• [PROBLEM TO SOLVE]:
Go over the listing below line by line and tally those containing "marker". Give only the tally.

Figure data in JSON
>> START

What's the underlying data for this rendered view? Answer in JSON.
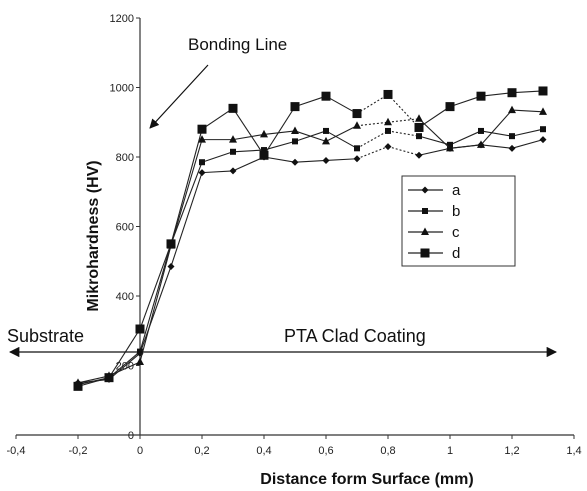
{
  "chart_data": {
    "type": "line",
    "title": "",
    "xlabel": "Distance form Surface (mm)",
    "ylabel": "Mikrohardness (HV)",
    "xlim": [
      -0.4,
      1.4
    ],
    "ylim": [
      0,
      1200
    ],
    "x_ticks": [
      "-0,4",
      "-0,2",
      "0",
      "0,2",
      "0,4",
      "0,6",
      "0,8",
      "1",
      "1,2",
      "1,4"
    ],
    "y_ticks": [
      "0",
      "200",
      "400",
      "600",
      "800",
      "1000",
      "1200"
    ],
    "x": [
      -0.2,
      -0.1,
      0,
      0.1,
      0.2,
      0.3,
      0.4,
      0.5,
      0.6,
      0.7,
      0.8,
      0.9,
      1.0,
      1.1,
      1.2,
      1.3
    ],
    "series": [
      {
        "name": "a",
        "marker": "diamond",
        "values": [
          150,
          160,
          235,
          485,
          755,
          760,
          800,
          785,
          790,
          795,
          830,
          805,
          825,
          835,
          825,
          850
        ]
      },
      {
        "name": "b",
        "marker": "square-small",
        "values": [
          145,
          165,
          240,
          550,
          785,
          815,
          820,
          845,
          875,
          825,
          875,
          860,
          835,
          875,
          860,
          880
        ]
      },
      {
        "name": "c",
        "marker": "triangle",
        "values": [
          150,
          170,
          210,
          545,
          850,
          850,
          865,
          875,
          845,
          890,
          900,
          910,
          825,
          835,
          935,
          930
        ]
      },
      {
        "name": "d",
        "marker": "square-large",
        "values": [
          140,
          165,
          305,
          550,
          880,
          940,
          805,
          945,
          975,
          925,
          980,
          885,
          945,
          975,
          985,
          990
        ]
      }
    ],
    "legend_position": "center-right",
    "annotations": {
      "bonding_line": "Bonding Line",
      "substrate": "Substrate",
      "coating": "PTA Clad Coating"
    }
  }
}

>> END

• [EXERCISE SOLUTION]:
4